◆ Given task ◆
Copy every line of the entries that includes the word "домов".

◆ Given records ◆
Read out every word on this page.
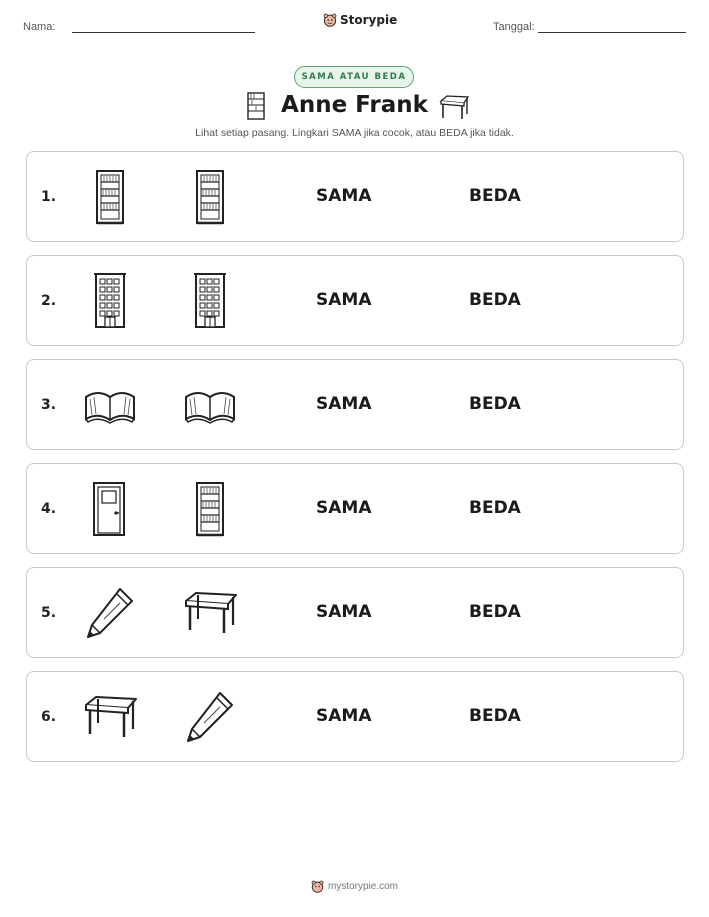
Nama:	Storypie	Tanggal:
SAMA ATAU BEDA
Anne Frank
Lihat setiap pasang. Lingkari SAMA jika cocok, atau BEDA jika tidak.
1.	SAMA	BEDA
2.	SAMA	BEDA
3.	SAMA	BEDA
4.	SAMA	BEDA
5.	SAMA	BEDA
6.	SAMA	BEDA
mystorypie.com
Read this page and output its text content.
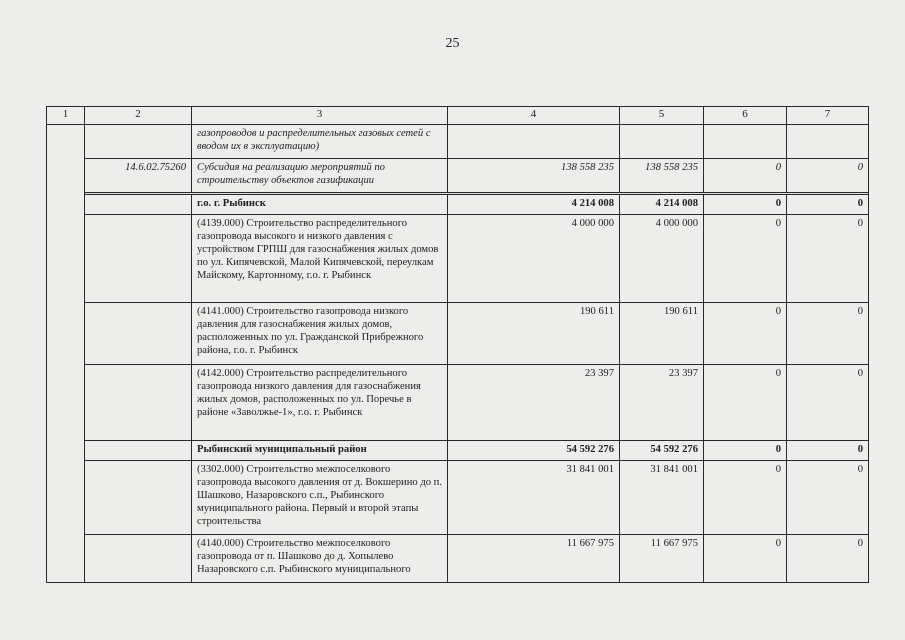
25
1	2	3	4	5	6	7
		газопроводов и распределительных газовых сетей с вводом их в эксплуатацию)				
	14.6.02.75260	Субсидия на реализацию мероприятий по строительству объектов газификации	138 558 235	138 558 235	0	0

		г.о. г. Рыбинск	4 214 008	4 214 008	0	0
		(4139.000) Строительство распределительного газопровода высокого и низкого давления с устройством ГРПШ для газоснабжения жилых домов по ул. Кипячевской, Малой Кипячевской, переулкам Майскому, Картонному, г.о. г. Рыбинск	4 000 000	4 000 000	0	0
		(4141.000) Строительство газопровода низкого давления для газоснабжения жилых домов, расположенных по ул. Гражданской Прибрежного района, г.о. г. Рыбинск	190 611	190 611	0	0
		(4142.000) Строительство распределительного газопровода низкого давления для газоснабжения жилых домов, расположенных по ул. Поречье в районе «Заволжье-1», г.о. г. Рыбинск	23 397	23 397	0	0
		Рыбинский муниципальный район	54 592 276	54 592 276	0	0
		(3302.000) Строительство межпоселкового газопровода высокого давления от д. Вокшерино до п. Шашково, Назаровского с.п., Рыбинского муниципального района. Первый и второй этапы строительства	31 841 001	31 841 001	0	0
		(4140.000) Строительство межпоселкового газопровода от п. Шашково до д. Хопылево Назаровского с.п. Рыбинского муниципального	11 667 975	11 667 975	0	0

◆ Answer in full ◆
		(4139.000) Строительство распределительного газопровода высокого и низкого давления с устройством ГРПШ для газоснабжения жилых домов по ул. Кипячевской, Малой Кипячевской, переулкам Майскому, Картонному, г.о. г. Рыбинск	4 000 000	4 000 000	0	0
		(4141.000) Строительство газопровода низкого давления для газоснабжения жилых домов, расположенных по ул. Гражданской Прибрежного района, г.о. г. Рыбинск	190 611	190 611	0	0
		(4142.000) Строительство распределительного газопровода низкого давления для газоснабжения жилых домов, расположенных по ул. Поречье в районе «Заволжье-1», г.о. г. Рыбинск	23 397	23 397	0	0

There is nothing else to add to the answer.